(WHAT YOU HAVE TO DO)
Return each line of the material verbatim.

(DATA SHOWN)
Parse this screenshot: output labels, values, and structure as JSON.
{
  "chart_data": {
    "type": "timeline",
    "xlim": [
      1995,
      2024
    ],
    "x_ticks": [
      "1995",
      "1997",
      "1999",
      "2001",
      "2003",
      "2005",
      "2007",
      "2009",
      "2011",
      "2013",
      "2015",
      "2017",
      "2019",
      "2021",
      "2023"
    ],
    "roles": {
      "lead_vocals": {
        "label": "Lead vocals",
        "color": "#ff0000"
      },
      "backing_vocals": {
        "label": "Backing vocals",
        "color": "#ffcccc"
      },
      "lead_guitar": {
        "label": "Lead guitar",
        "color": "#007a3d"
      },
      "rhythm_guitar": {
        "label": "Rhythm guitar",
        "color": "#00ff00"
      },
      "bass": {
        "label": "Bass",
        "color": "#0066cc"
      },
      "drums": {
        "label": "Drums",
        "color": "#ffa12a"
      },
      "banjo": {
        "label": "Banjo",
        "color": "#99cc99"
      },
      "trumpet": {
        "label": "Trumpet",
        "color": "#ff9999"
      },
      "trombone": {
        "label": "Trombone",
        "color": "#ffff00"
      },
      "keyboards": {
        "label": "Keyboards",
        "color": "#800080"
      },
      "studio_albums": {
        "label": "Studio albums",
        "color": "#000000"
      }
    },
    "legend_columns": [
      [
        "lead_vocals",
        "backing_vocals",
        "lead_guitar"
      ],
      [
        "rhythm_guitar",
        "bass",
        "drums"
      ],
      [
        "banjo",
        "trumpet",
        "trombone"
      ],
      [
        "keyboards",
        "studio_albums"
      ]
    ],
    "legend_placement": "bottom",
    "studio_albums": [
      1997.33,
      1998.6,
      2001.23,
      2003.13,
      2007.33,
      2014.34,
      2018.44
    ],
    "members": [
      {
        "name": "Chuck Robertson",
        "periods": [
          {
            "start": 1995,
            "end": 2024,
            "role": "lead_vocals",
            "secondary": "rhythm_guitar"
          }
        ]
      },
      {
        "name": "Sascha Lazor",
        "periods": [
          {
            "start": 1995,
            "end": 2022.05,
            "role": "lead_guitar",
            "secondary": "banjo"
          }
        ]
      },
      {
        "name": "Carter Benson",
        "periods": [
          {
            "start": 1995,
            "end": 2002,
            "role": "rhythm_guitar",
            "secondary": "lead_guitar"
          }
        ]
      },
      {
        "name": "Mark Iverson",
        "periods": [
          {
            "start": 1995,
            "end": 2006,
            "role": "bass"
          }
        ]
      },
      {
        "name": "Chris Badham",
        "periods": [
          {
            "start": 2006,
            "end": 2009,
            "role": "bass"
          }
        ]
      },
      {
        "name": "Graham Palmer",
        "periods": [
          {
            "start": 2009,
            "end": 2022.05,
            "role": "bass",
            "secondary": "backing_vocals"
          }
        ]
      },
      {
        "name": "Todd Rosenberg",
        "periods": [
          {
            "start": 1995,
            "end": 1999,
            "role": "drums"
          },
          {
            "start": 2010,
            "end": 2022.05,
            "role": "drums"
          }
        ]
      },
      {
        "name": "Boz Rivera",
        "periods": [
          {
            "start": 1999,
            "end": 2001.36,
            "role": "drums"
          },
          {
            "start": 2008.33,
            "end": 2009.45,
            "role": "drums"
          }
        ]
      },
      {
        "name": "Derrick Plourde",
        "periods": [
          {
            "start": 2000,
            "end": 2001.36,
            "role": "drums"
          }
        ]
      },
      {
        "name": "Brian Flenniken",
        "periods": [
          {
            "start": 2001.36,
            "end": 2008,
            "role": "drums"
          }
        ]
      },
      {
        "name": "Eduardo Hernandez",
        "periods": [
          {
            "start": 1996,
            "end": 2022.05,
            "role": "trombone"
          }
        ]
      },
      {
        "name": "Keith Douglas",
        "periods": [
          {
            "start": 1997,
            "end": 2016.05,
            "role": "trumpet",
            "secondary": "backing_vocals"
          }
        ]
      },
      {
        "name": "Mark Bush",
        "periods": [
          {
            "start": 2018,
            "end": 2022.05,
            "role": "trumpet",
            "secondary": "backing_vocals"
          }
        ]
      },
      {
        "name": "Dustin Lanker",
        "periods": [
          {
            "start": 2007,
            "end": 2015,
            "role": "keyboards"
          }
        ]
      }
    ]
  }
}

(FULL RESPONSE)
Parse this screenshot: output labels, values, and structure as JSON.
{
  "chart_data": {
    "type": "timeline",
    "xlim": [
      1995,
      2024
    ],
    "x_ticks": [
      "1995",
      "1997",
      "1999",
      "2001",
      "2003",
      "2005",
      "2007",
      "2009",
      "2011",
      "2013",
      "2015",
      "2017",
      "2019",
      "2021",
      "2023"
    ],
    "roles": {
      "lead_vocals": {
        "label": "Lead vocals",
        "color": "#ff0000"
      },
      "backing_vocals": {
        "label": "Backing vocals",
        "color": "#ffcccc"
      },
      "lead_guitar": {
        "label": "Lead guitar",
        "color": "#007a3d"
      },
      "rhythm_guitar": {
        "label": "Rhythm guitar",
        "color": "#00ff00"
      },
      "bass": {
        "label": "Bass",
        "color": "#0066cc"
      },
      "drums": {
        "label": "Drums",
        "color": "#ffa12a"
      },
      "banjo": {
        "label": "Banjo",
        "color": "#99cc99"
      },
      "trumpet": {
        "label": "Trumpet",
        "color": "#ff9999"
      },
      "trombone": {
        "label": "Trombone",
        "color": "#ffff00"
      },
      "keyboards": {
        "label": "Keyboards",
        "color": "#800080"
      },
      "studio_albums": {
        "label": "Studio albums",
        "color": "#000000"
      }
    },
    "legend_columns": [
      [
        "lead_vocals",
        "backing_vocals",
        "lead_guitar"
      ],
      [
        "rhythm_guitar",
        "bass",
        "drums"
      ],
      [
        "banjo",
        "trumpet",
        "trombone"
      ],
      [
        "keyboards",
        "studio_albums"
      ]
    ],
    "legend_placement": "bottom",
    "studio_albums": [
      1997.33,
      1998.6,
      2001.23,
      2003.13,
      2007.33,
      2014.34,
      2018.44
    ],
    "members": [
      {
        "name": "Chuck Robertson",
        "periods": [
          {
            "start": 1995,
            "end": 2024,
            "role": "lead_vocals",
            "secondary": "rhythm_guitar"
          }
        ]
      },
      {
        "name": "Sascha Lazor",
        "periods": [
          {
            "start": 1995,
            "end": 2022.05,
            "role": "lead_guitar",
            "secondary": "banjo"
          }
        ]
      },
      {
        "name": "Carter Benson",
        "periods": [
          {
            "start": 1995,
            "end": 2002,
            "role": "rhythm_guitar",
            "secondary": "lead_guitar"
          }
        ]
      },
      {
        "name": "Mark Iverson",
        "periods": [
          {
            "start": 1995,
            "end": 2006,
            "role": "bass"
          }
        ]
      },
      {
        "name": "Chris Badham",
        "periods": [
          {
            "start": 2006,
            "end": 2009,
            "role": "bass"
          }
        ]
      },
      {
        "name": "Graham Palmer",
        "periods": [
          {
            "start": 2009,
            "end": 2022.05,
            "role": "bass",
            "secondary": "backing_vocals"
          }
        ]
      },
      {
        "name": "Todd Rosenberg",
        "periods": [
          {
            "start": 1995,
            "end": 1999,
            "role": "drums"
          },
          {
            "start": 2010,
            "end": 2022.05,
            "role": "drums"
          }
        ]
      },
      {
        "name": "Boz Rivera",
        "periods": [
          {
            "start": 1999,
            "end": 2001.36,
            "role": "drums"
          },
          {
            "start": 2008.33,
            "end": 2009.45,
            "role": "drums"
          }
        ]
      },
      {
        "name": "Derrick Plourde",
        "periods": [
          {
            "start": 2000,
            "end": 2001.36,
            "role": "drums"
          }
        ]
      },
      {
        "name": "Brian Flenniken",
        "periods": [
          {
            "start": 2001.36,
            "end": 2008,
            "role": "drums"
          }
        ]
      },
      {
        "name": "Eduardo Hernandez",
        "periods": [
          {
            "start": 1996,
            "end": 2022.05,
            "role": "trombone"
          }
        ]
      },
      {
        "name": "Keith Douglas",
        "periods": [
          {
            "start": 1997,
            "end": 2016.05,
            "role": "trumpet",
            "secondary": "backing_vocals"
          }
        ]
      },
      {
        "name": "Mark Bush",
        "periods": [
          {
            "start": 2018,
            "end": 2022.05,
            "role": "trumpet",
            "secondary": "backing_vocals"
          }
        ]
      },
      {
        "name": "Dustin Lanker",
        "periods": [
          {
            "start": 2007,
            "end": 2015,
            "role": "keyboards"
          }
        ]
      }
    ]
  }
}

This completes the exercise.